Material for this exercise:
START

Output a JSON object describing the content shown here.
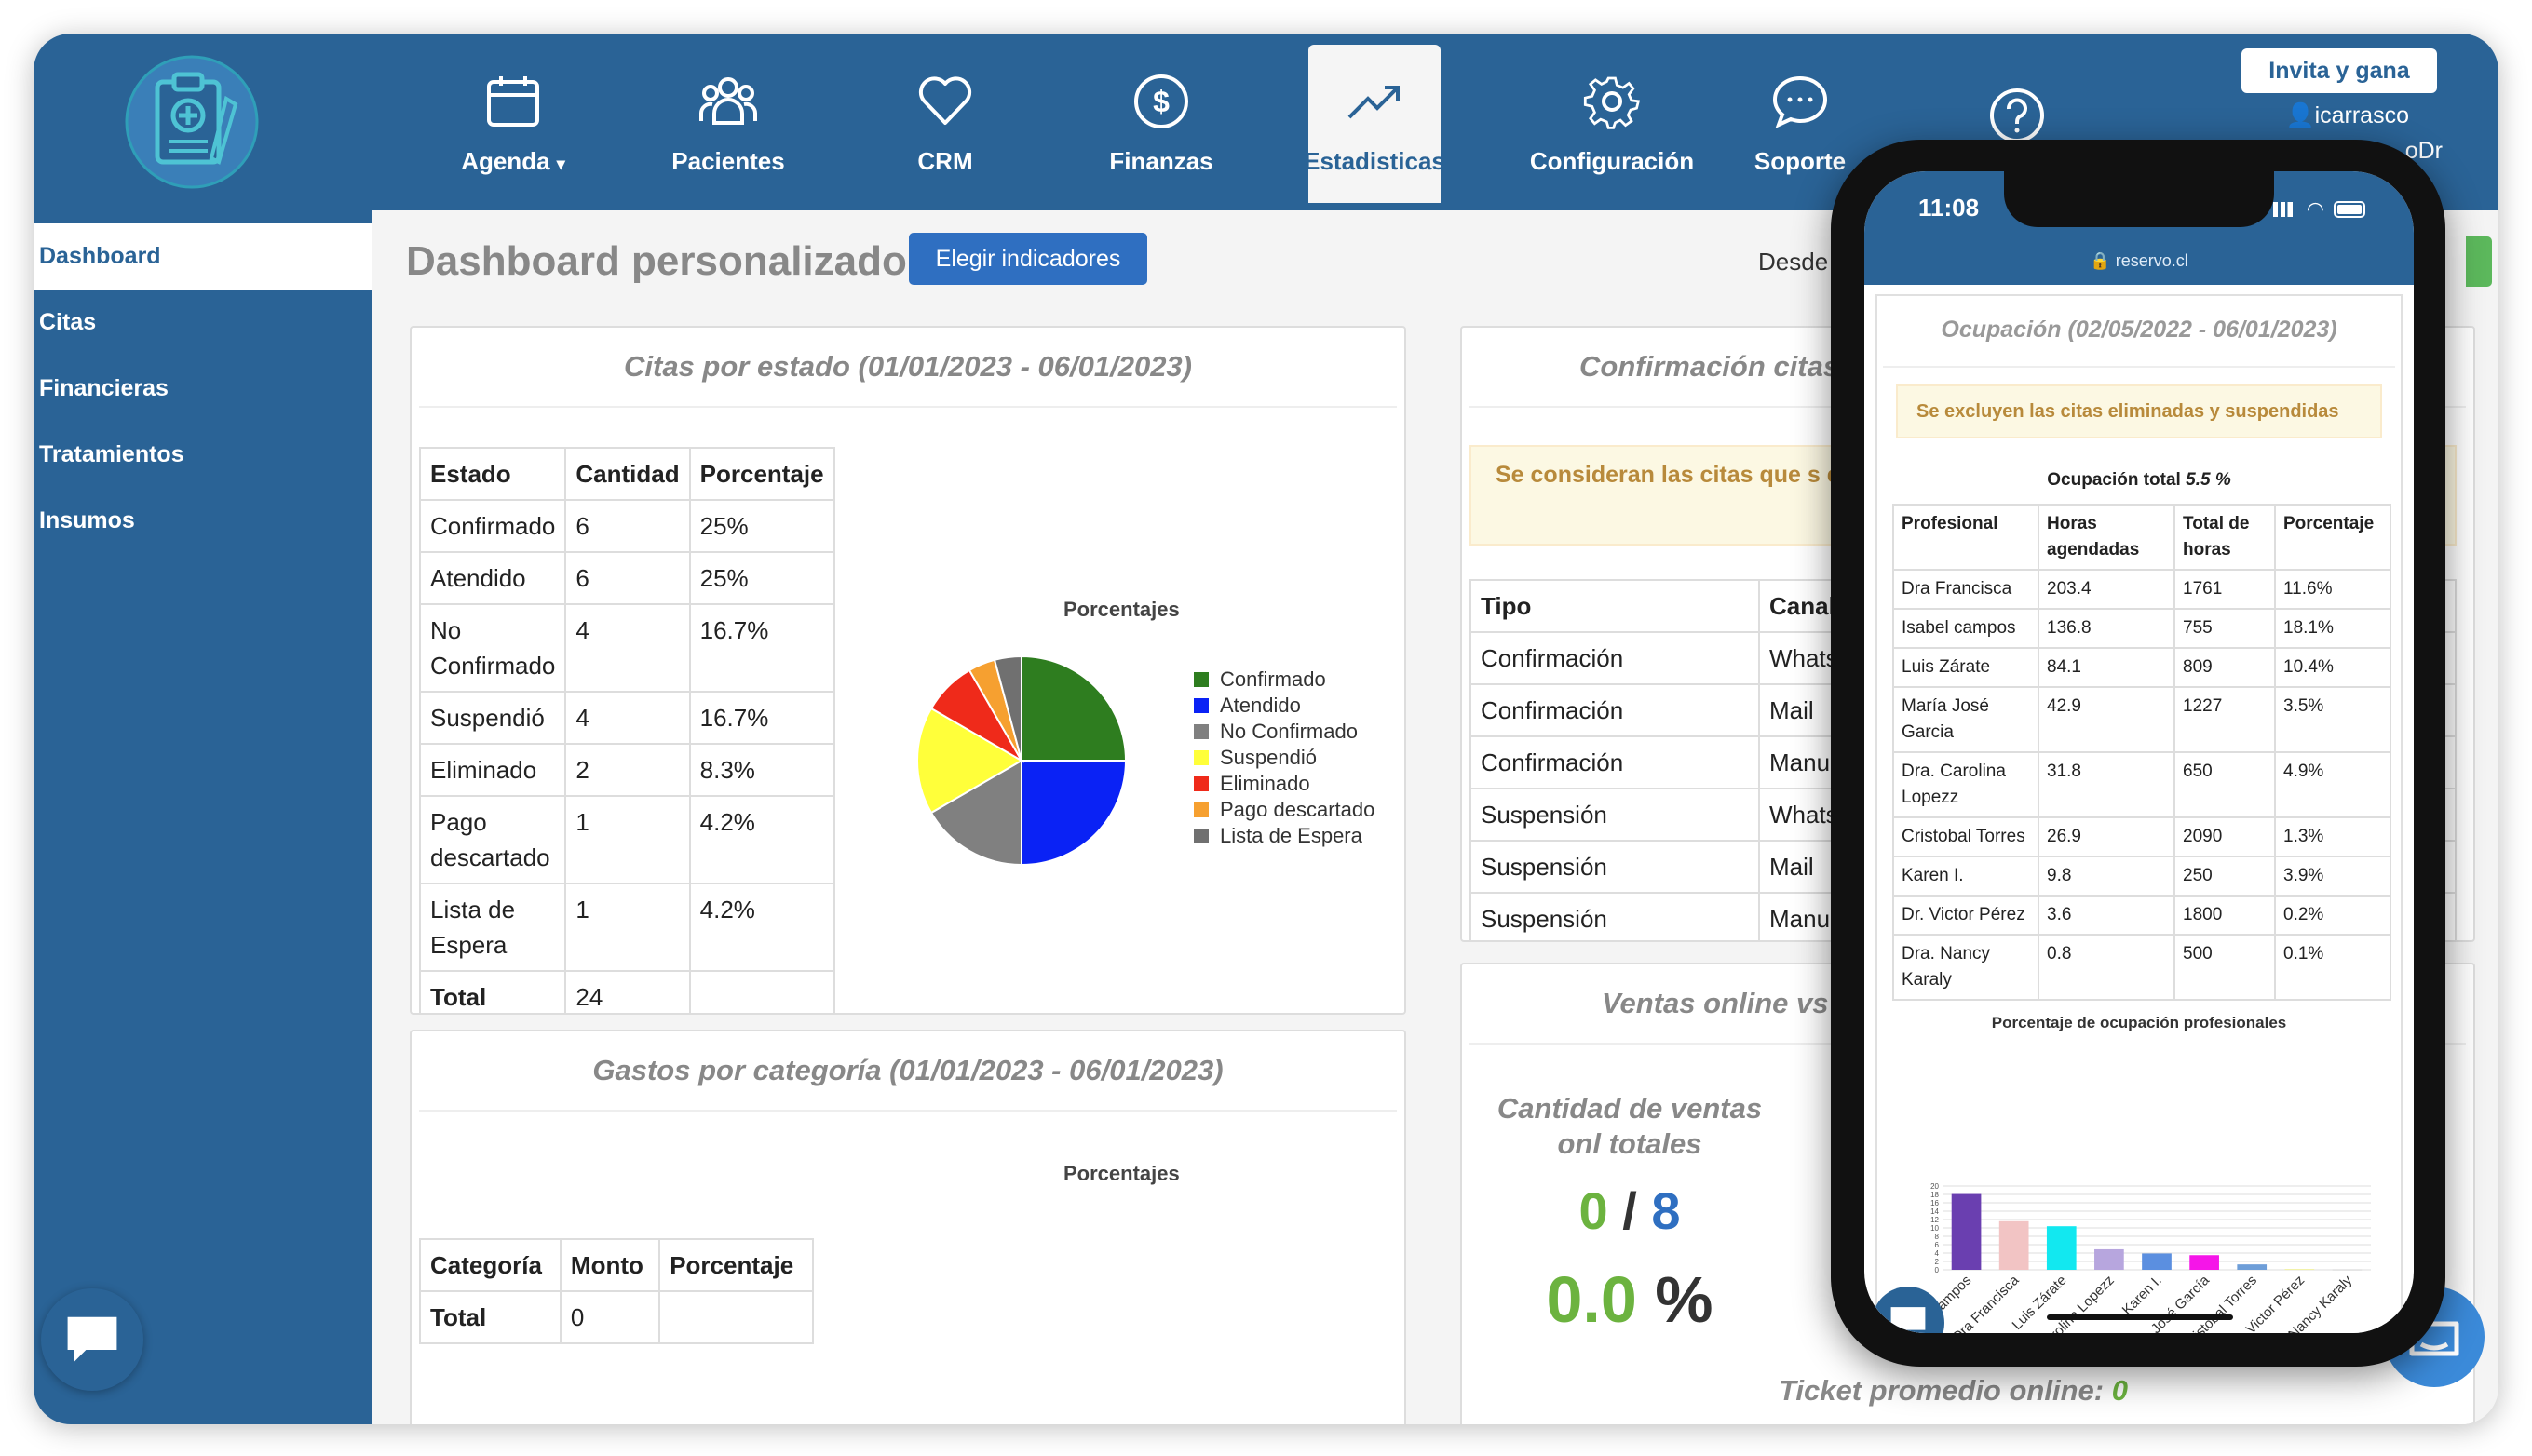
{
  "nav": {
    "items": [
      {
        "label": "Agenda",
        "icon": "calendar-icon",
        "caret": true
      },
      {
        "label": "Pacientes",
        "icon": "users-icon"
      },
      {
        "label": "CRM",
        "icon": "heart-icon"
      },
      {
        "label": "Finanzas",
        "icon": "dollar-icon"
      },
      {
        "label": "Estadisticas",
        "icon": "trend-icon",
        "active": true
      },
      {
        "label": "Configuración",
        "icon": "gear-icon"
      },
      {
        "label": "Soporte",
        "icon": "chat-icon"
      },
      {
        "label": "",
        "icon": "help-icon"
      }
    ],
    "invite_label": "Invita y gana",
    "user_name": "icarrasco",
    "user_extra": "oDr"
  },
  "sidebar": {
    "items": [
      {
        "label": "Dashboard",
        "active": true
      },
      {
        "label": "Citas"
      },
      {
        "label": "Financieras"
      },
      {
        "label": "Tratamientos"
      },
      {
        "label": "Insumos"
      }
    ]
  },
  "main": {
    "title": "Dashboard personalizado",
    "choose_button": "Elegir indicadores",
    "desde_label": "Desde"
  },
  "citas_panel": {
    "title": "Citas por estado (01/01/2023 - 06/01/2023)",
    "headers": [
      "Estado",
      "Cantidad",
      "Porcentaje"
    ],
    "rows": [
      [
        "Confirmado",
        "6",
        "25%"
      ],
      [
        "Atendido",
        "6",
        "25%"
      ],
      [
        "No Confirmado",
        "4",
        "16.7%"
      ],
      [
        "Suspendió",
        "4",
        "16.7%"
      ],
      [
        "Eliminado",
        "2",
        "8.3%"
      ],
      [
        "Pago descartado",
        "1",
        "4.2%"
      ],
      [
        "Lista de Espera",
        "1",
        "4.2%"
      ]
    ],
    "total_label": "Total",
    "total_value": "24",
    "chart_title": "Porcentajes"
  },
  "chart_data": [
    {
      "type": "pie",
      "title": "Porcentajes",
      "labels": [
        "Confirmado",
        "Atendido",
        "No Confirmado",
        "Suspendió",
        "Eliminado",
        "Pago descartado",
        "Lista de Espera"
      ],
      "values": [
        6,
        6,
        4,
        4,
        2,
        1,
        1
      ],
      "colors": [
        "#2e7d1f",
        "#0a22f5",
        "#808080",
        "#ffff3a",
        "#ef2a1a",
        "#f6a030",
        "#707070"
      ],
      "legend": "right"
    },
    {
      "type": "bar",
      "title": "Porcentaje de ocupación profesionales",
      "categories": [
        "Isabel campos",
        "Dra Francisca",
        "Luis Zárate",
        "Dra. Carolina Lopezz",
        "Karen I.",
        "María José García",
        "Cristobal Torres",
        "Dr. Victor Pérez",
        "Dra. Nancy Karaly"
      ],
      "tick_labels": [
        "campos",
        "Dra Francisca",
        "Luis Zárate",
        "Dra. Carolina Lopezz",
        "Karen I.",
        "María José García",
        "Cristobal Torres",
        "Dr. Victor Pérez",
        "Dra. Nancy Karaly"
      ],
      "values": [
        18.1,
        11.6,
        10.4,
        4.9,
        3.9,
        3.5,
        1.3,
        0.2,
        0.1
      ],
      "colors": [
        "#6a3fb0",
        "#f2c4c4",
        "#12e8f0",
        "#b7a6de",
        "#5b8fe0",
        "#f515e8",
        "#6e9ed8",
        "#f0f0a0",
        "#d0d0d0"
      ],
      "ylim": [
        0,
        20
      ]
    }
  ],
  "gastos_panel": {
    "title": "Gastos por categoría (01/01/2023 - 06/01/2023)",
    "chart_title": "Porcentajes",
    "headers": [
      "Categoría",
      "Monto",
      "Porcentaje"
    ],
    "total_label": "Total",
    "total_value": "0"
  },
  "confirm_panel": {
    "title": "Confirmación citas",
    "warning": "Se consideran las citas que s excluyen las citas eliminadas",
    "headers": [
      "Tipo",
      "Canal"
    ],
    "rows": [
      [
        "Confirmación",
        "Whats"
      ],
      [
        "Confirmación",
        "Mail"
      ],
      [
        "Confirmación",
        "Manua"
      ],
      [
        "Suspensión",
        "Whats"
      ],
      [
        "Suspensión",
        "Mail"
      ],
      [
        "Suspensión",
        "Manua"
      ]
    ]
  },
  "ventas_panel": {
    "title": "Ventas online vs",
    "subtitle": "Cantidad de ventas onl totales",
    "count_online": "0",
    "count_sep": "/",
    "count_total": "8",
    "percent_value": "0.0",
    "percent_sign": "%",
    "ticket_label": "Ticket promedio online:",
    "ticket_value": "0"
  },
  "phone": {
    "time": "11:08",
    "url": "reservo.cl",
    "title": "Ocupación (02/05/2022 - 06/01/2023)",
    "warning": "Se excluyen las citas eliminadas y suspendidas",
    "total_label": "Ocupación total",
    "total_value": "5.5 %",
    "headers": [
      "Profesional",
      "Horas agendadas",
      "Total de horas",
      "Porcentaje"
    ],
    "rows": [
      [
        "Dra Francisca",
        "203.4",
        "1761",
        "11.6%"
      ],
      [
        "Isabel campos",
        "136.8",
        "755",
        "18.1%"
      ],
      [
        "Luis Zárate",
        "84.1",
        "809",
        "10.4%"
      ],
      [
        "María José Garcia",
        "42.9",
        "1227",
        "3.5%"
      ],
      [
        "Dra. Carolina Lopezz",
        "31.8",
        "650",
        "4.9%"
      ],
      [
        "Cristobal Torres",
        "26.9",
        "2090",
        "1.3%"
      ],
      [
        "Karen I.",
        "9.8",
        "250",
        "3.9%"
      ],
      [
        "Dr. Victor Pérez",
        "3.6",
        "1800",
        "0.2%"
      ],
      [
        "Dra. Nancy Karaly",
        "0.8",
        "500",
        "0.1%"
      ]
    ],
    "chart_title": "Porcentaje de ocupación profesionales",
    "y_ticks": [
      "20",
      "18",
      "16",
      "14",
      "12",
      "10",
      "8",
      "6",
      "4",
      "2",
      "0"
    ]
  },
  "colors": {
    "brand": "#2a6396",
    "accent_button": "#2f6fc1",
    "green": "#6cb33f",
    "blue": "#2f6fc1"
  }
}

END
START

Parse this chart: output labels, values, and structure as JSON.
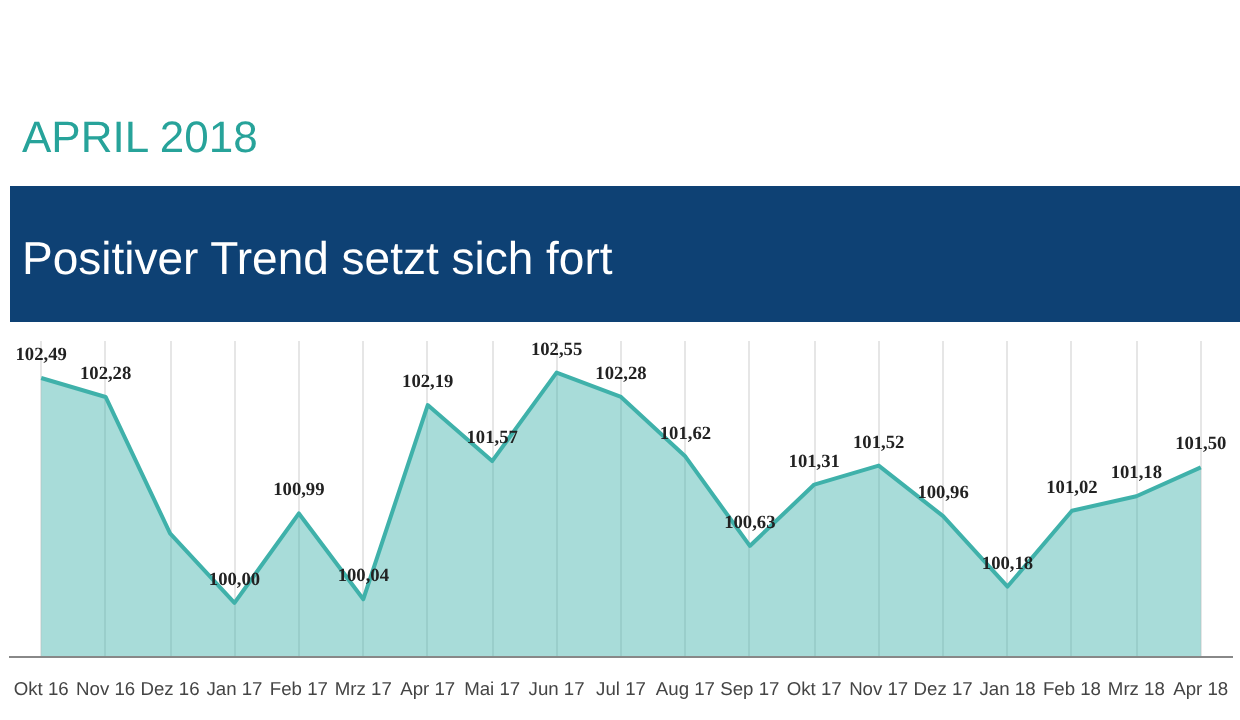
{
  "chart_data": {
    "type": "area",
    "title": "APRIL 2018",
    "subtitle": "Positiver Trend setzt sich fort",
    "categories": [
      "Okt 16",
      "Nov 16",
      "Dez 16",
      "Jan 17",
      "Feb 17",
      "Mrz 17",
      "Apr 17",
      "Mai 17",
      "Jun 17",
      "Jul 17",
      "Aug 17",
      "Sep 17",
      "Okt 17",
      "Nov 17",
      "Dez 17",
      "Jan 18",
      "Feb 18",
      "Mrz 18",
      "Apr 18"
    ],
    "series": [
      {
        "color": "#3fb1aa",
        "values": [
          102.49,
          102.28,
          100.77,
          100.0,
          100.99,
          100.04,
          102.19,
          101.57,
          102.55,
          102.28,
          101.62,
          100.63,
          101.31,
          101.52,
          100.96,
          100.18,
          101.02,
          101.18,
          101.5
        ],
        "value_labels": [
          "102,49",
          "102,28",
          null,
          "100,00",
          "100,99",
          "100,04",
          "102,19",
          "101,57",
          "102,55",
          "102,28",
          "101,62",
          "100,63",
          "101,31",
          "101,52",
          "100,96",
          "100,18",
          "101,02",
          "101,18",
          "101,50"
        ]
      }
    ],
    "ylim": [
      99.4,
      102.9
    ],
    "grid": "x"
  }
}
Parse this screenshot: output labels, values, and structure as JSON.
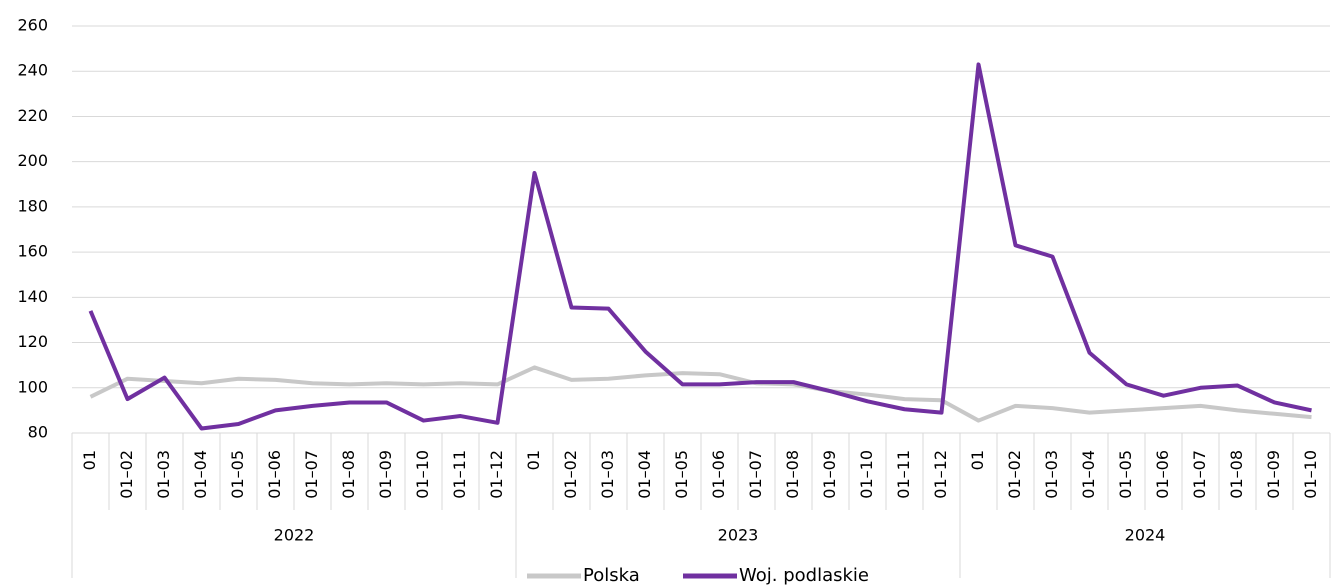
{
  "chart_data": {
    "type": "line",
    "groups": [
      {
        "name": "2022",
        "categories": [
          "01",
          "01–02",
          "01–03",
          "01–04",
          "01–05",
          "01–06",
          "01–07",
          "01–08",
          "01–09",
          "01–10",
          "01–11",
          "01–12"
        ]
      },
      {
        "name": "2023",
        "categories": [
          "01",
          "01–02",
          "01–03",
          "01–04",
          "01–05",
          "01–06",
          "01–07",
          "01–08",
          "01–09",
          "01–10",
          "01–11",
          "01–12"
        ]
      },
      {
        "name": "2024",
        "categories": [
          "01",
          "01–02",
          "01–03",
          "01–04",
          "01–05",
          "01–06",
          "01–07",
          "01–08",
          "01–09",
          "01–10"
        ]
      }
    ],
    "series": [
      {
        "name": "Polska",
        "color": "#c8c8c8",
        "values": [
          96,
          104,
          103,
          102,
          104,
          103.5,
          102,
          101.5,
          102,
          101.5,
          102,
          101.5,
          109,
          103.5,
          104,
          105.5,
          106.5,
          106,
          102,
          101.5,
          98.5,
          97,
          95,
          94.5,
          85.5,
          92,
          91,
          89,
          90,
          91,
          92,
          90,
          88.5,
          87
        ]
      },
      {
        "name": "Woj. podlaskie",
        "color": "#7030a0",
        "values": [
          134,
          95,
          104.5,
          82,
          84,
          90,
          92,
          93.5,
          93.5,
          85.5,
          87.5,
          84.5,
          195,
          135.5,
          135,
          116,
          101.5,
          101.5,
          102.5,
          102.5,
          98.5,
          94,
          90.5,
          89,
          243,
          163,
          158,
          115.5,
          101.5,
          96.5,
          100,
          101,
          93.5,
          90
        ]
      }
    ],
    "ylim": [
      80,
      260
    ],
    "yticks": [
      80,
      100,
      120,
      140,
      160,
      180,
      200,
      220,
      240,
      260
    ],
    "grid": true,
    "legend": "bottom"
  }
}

END

What is needed: Check the data for the word "Porcentajes" and pull out the lines that have it.

Answer:
    "chart_title": "Porcentajes"
      "title": "Porcentajes",
    "chart_title": "Porcentajes",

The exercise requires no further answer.